---------- EXERCISE MATERIALS ----------
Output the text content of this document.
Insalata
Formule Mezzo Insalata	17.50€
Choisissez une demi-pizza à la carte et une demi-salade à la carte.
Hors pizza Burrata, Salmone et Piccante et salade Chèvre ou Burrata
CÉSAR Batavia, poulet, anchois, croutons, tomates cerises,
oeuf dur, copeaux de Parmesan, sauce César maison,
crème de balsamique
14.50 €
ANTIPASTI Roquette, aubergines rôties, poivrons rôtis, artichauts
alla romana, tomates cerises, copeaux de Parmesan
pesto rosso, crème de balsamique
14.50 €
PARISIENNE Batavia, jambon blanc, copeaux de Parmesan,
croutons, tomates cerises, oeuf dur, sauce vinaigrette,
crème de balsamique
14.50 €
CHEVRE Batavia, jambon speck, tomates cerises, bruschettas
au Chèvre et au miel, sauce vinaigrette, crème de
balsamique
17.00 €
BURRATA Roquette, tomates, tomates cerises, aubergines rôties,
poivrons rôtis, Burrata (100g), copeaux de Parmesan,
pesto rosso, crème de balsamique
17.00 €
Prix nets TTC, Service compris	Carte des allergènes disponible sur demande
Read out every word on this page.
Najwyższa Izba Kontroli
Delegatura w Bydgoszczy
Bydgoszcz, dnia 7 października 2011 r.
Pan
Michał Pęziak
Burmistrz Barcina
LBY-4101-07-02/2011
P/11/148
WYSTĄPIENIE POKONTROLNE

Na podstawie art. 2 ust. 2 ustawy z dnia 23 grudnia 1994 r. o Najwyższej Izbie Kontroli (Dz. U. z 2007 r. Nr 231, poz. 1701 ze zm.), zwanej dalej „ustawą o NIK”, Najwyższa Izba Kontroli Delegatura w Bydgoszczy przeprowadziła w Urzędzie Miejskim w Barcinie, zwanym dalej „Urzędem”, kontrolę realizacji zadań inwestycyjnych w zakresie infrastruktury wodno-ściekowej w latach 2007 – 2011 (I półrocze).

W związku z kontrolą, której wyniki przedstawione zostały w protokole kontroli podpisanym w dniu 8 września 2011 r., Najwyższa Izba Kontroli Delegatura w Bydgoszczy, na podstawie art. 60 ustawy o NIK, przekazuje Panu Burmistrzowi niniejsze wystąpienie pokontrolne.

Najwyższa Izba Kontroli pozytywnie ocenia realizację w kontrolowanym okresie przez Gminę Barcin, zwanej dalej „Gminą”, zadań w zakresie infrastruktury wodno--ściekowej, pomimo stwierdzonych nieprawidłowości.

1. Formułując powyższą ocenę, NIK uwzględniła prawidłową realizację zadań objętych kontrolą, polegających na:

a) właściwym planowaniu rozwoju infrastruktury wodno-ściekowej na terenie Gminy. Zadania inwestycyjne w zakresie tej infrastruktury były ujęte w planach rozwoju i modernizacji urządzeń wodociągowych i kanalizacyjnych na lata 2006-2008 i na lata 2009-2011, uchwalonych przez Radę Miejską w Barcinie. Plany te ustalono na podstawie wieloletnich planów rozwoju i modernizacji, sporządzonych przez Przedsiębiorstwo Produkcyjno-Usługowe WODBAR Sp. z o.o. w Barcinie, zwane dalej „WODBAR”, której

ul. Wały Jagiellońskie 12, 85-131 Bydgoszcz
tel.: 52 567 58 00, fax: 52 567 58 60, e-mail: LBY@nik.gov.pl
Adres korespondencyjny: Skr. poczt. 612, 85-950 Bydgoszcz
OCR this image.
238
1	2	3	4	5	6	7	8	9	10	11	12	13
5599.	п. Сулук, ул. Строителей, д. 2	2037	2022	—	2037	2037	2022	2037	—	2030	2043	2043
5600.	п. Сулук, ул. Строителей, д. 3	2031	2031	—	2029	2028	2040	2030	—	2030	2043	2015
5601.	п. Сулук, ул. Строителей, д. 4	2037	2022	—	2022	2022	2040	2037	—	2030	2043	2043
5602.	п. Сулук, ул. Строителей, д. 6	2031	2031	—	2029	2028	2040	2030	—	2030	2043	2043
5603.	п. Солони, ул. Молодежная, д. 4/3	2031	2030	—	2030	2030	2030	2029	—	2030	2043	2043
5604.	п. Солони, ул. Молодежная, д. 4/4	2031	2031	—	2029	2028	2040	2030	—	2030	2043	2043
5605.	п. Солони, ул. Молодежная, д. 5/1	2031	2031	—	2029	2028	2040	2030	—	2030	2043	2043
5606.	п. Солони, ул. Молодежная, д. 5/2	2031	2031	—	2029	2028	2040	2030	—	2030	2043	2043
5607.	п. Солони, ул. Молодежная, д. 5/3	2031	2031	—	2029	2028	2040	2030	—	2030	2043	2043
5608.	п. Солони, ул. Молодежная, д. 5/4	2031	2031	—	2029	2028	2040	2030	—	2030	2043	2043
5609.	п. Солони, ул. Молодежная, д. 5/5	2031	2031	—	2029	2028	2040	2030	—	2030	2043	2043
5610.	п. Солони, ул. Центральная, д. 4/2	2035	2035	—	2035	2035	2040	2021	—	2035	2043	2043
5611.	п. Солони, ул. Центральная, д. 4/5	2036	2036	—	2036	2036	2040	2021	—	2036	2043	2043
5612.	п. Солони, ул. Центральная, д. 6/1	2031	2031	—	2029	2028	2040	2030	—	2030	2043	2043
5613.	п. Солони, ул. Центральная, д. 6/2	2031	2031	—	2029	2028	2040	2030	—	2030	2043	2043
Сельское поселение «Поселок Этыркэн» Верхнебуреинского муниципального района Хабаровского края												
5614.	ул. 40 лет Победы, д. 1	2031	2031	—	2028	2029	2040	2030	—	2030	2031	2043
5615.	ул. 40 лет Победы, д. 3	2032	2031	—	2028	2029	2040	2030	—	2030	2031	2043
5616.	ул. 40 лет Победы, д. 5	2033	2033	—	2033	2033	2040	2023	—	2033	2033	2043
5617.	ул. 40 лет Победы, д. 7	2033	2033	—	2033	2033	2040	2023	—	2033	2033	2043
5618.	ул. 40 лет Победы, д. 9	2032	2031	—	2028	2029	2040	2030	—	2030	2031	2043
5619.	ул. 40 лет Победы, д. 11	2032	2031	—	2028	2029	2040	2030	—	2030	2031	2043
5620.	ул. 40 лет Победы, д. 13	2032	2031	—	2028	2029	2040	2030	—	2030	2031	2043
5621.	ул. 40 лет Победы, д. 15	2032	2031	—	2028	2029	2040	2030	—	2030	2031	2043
----------
PROBLEM STATEMENT
Work through the listing above and report how many lines include the string "oeuf", with no other text.

RESULT OF THIS EXERCISE
2